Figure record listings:
* START *

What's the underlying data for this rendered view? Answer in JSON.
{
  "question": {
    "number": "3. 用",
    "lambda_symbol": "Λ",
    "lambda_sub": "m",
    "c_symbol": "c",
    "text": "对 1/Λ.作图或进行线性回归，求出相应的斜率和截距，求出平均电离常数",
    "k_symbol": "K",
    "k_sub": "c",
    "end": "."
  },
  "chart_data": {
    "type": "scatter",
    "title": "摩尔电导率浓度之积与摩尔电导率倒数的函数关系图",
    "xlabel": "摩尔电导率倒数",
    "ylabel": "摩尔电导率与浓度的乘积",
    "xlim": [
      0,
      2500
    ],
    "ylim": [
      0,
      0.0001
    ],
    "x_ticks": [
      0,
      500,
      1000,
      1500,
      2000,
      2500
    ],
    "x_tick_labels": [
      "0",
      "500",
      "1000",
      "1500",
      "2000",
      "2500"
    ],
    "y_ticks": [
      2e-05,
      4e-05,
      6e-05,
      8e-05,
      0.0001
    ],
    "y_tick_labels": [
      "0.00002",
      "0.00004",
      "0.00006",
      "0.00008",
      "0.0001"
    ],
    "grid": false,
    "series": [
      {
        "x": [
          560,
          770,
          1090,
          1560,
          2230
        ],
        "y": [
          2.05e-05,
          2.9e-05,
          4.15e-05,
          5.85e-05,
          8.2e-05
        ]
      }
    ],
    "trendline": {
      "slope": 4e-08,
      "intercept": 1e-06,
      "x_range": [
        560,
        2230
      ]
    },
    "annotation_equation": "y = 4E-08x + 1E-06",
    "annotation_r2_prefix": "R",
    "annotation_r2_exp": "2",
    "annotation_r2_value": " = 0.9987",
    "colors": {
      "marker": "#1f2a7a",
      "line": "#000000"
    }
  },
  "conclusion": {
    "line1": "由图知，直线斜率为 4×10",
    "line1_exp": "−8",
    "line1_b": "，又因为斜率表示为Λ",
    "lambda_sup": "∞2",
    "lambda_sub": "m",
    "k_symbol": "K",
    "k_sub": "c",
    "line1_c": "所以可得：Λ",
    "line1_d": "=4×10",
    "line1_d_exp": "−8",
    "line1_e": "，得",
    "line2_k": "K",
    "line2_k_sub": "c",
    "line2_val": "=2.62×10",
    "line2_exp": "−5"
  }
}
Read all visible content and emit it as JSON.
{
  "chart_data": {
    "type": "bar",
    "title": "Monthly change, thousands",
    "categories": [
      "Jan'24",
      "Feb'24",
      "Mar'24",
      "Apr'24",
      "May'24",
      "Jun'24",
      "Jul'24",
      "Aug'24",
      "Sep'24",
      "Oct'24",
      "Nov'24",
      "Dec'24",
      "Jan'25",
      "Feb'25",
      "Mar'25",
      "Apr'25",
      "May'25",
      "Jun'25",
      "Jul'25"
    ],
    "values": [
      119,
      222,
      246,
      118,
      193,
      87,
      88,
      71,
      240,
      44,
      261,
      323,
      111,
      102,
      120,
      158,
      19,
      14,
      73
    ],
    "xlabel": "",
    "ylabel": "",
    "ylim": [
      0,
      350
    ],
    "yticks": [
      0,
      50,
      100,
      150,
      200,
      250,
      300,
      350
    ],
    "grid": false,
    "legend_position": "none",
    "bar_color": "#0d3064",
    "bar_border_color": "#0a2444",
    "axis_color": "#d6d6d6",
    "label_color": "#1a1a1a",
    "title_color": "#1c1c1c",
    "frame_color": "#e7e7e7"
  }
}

* END *

**Challenge:** Take the lines from the one containing "Read all visible content and emit it as JSON." to the last line of the material above and write them out exactly.

**Final result:**
Read all visible content and emit it as JSON.
{
  "chart_data": {
    "type": "bar",
    "title": "Monthly change, thousands",
    "categories": [
      "Jan'24",
      "Feb'24",
      "Mar'24",
      "Apr'24",
      "May'24",
      "Jun'24",
      "Jul'24",
      "Aug'24",
      "Sep'24",
      "Oct'24",
      "Nov'24",
      "Dec'24",
      "Jan'25",
      "Feb'25",
      "Mar'25",
      "Apr'25",
      "May'25",
      "Jun'25",
      "Jul'25"
    ],
    "values": [
      119,
      222,
      246,
      118,
      193,
      87,
      88,
      71,
      240,
      44,
      261,
      323,
      111,
      102,
      120,
      158,
      19,
      14,
      73
    ],
    "xlabel": "",
    "ylabel": "",
    "ylim": [
      0,
      350
    ],
    "yticks": [
      0,
      50,
      100,
      150,
      200,
      250,
      300,
      350
    ],
    "grid": false,
    "legend_position": "none",
    "bar_color": "#0d3064",
    "bar_border_color": "#0a2444",
    "axis_color": "#d6d6d6",
    "label_color": "#1a1a1a",
    "title_color": "#1c1c1c",
    "frame_color": "#e7e7e7"
  }
}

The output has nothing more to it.